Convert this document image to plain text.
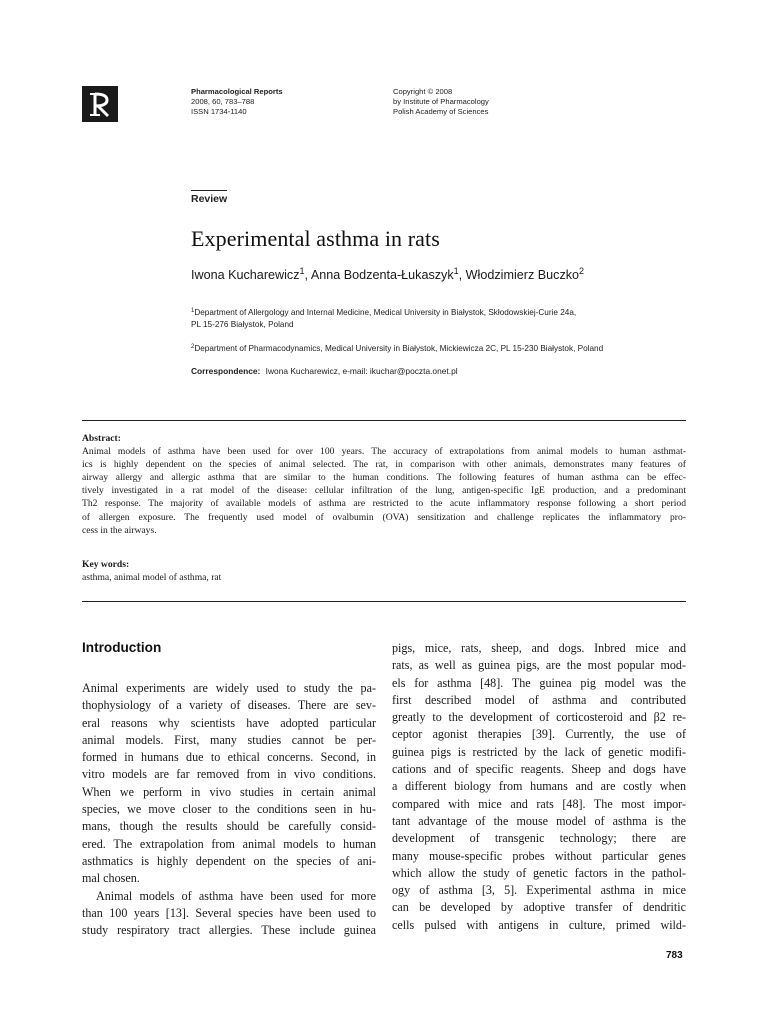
Pharmacological Reports
2008, 60, 783–788
ISSN 1734-1140
Copyright © 2008
by Institute of Pharmacology
Polish Academy of Sciences
Review
Experimental asthma in rats
Iwona Kucharewicz$^1$, Anna Bodzenta-Łukaszyk$^1$, Włodzimierz Buczko$^2$
$^1$Department of Allergology and Internal Medicine, Medical University in Białystok, Skłodowskiej-Curie 24a,
PL 15-276 Białystok, Poland
$^2$Department of Pharmacodynamics, Medical University in Białystok, Mickiewicza 2C, PL 15-230 Białystok, Poland
Correspondence: Iwona Kucharewicz, e-mail: ikuchar@poczta.onet.pl
Abstract:
Animal models of asthma have been used for over 100 years. The accuracy of extrapolations from animal models to human asthmat-
ics is highly dependent on the species of animal selected. The rat, in comparison with other animals, demonstrates many features of
airway allergy and allergic asthma that are similar to the human conditions. The following features of human asthma can be effec-
tively investigated in a rat model of the disease: cellular infiltration of the lung, antigen-specific IgE production, and a predominant
Th2 response. The majority of available models of asthma are restricted to the acute inflammatory response following a short period
of allergen exposure. The frequently used model of ovalbumin (OVA) sensitization and challenge replicates the inflammatory pro-
cess in the airways.
Key words:
asthma, animal model of asthma, rat
Introduction

Animal experiments are widely used to study the pa-
thophysiology of a variety of diseases. There are sev-
eral reasons why scientists have adopted particular
animal models. First, many studies cannot be per-
formed in humans due to ethical concerns. Second, in
vitro models are far removed from in vivo conditions.
When we perform in vivo studies in certain animal
species, we move closer to the conditions seen in hu-
mans, though the results should be carefully consid-
ered. The extrapolation from animal models to human
asthmatics is highly dependent on the species of ani-
mal chosen.

Animal models of asthma have been used for more
than 100 years [13]. Several species have been used to
study respiratory tract allergies. These include guinea

pigs, mice, rats, sheep, and dogs. Inbred mice and
rats, as well as guinea pigs, are the most popular mod-
els for asthma [48]. The guinea pig model was the
first described model of asthma and contributed
greatly to the development of corticosteroid and β2 re-
ceptor agonist therapies [39]. Currently, the use of
guinea pigs is restricted by the lack of genetic modifi-
cations and of specific reagents. Sheep and dogs have
a different biology from humans and are costly when
compared with mice and rats [48]. The most impor-
tant advantage of the mouse model of asthma is the
development of transgenic technology; there are
many mouse-specific probes without particular genes
which allow the study of genetic factors in the pathol-
ogy of asthma [3, 5]. Experimental asthma in mice
can be developed by adoptive transfer of dendritic
cells pulsed with antigens in culture, primed wild-

783
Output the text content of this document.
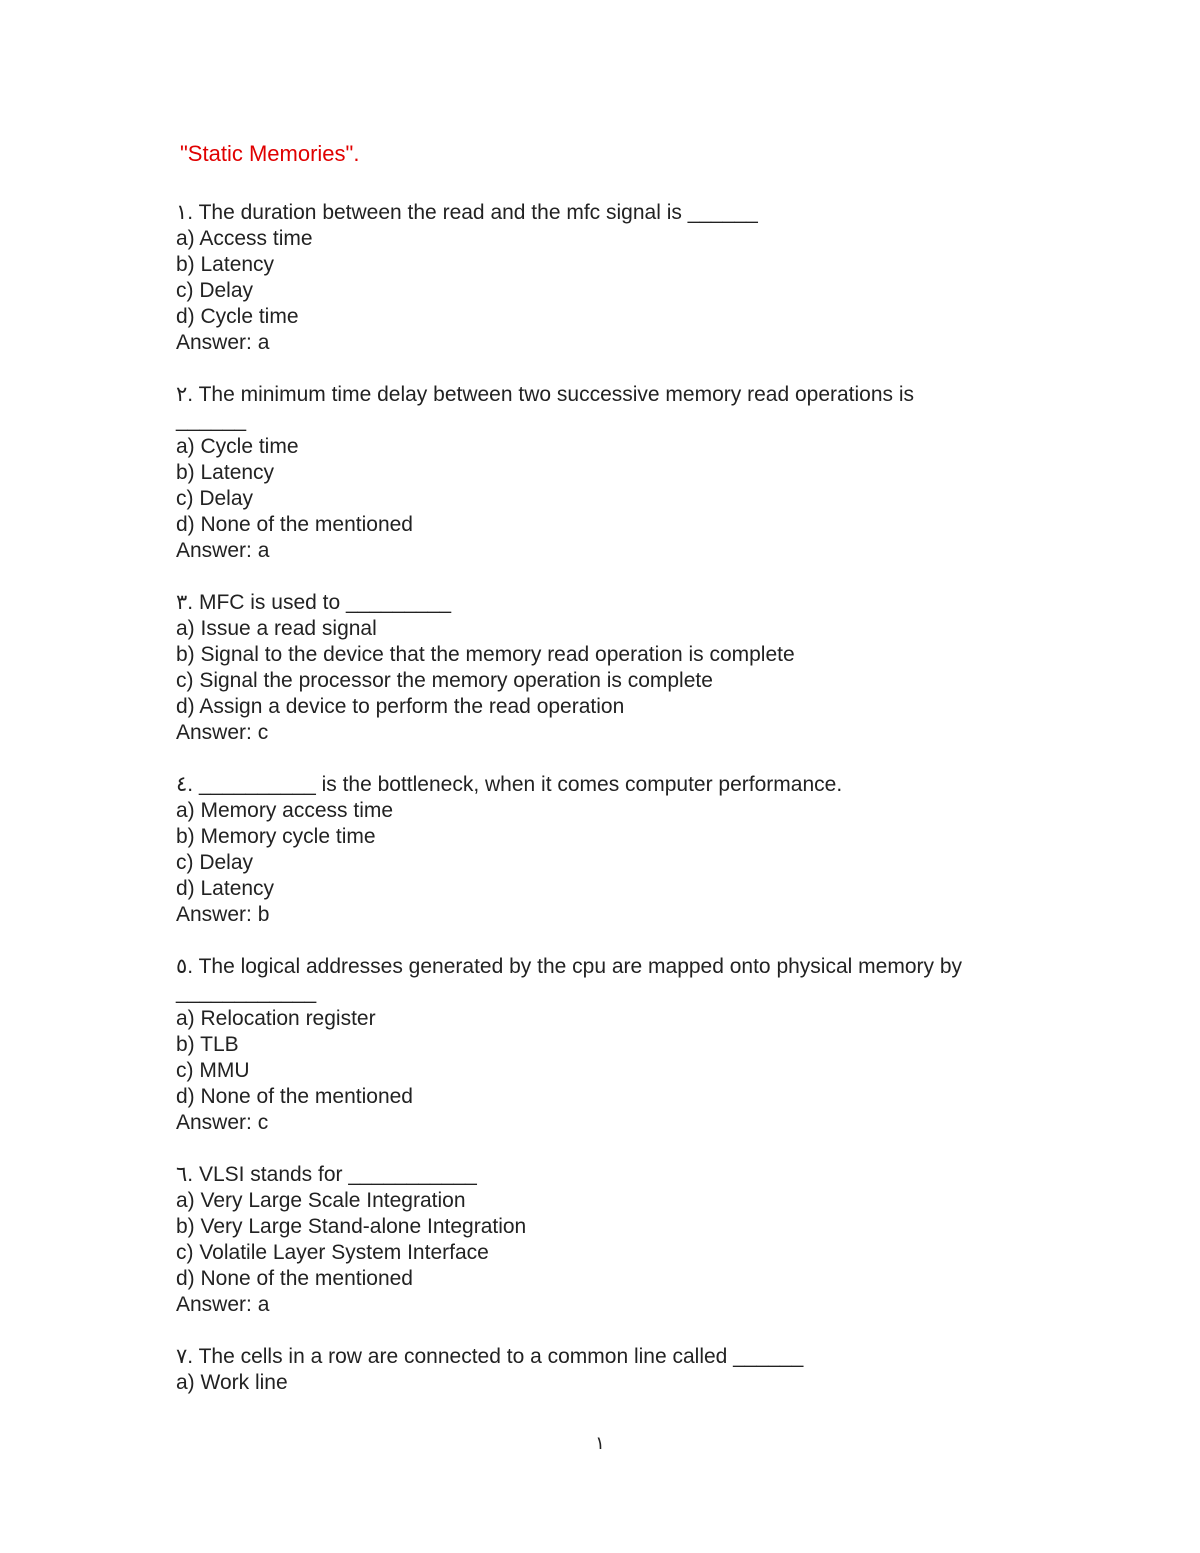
"Static Memories".
١. The duration between the read and the mfc signal is ______
a) Access time
b) Latency
c) Delay
d) Cycle time
Answer: a
٢. The minimum time delay between two successive memory read operations is
______
a) Cycle time
b) Latency
c) Delay
d) None of the mentioned
Answer: a
٣. MFC is used to _________
a) Issue a read signal
b) Signal to the device that the memory read operation is complete
c) Signal the processor the memory operation is complete
d) Assign a device to perform the read operation
Answer: c
٤. __________ is the bottleneck, when it comes computer performance.
a) Memory access time
b) Memory cycle time
c) Delay
d) Latency
Answer: b
٥. The logical addresses generated by the cpu are mapped onto physical memory by
____________
a) Relocation register
b) TLB
c) MMU
d) None of the mentioned
Answer: c
٦. VLSI stands for ___________
a) Very Large Scale Integration
b) Very Large Stand-alone Integration
c) Volatile Layer System Interface
d) None of the mentioned
Answer: a
٧. The cells in a row are connected to a common line called ______
a) Work line
١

------------

• Activity
Extract precisely the lines beginning at the line containing "Output the text content of this document." and ending at the last line of the entries above, exactly as written and with no pictures.

• Answer to this problem
Output the text content of this document.
"Static Memories".
١. The duration between the read and the mfc signal is ______
a) Access time
b) Latency
c) Delay
d) Cycle time
Answer: a
٢. The minimum time delay between two successive memory read operations is
______
a) Cycle time
b) Latency
c) Delay
d) None of the mentioned
Answer: a
٣. MFC is used to _________
a) Issue a read signal
b) Signal to the device that the memory read operation is complete
c) Signal the processor the memory operation is complete
d) Assign a device to perform the read operation
Answer: c
٤. __________ is the bottleneck, when it comes computer performance.
a) Memory access time
b) Memory cycle time
c) Delay
d) Latency
Answer: b
٥. The logical addresses generated by the cpu are mapped onto physical memory by
____________
a) Relocation register
b) TLB
c) MMU
d) None of the mentioned
Answer: c
٦. VLSI stands for ___________
a) Very Large Scale Integration
b) Very Large Stand-alone Integration
c) Volatile Layer System Interface
d) None of the mentioned
Answer: a
٧. The cells in a row are connected to a common line called ______
a) Work line
١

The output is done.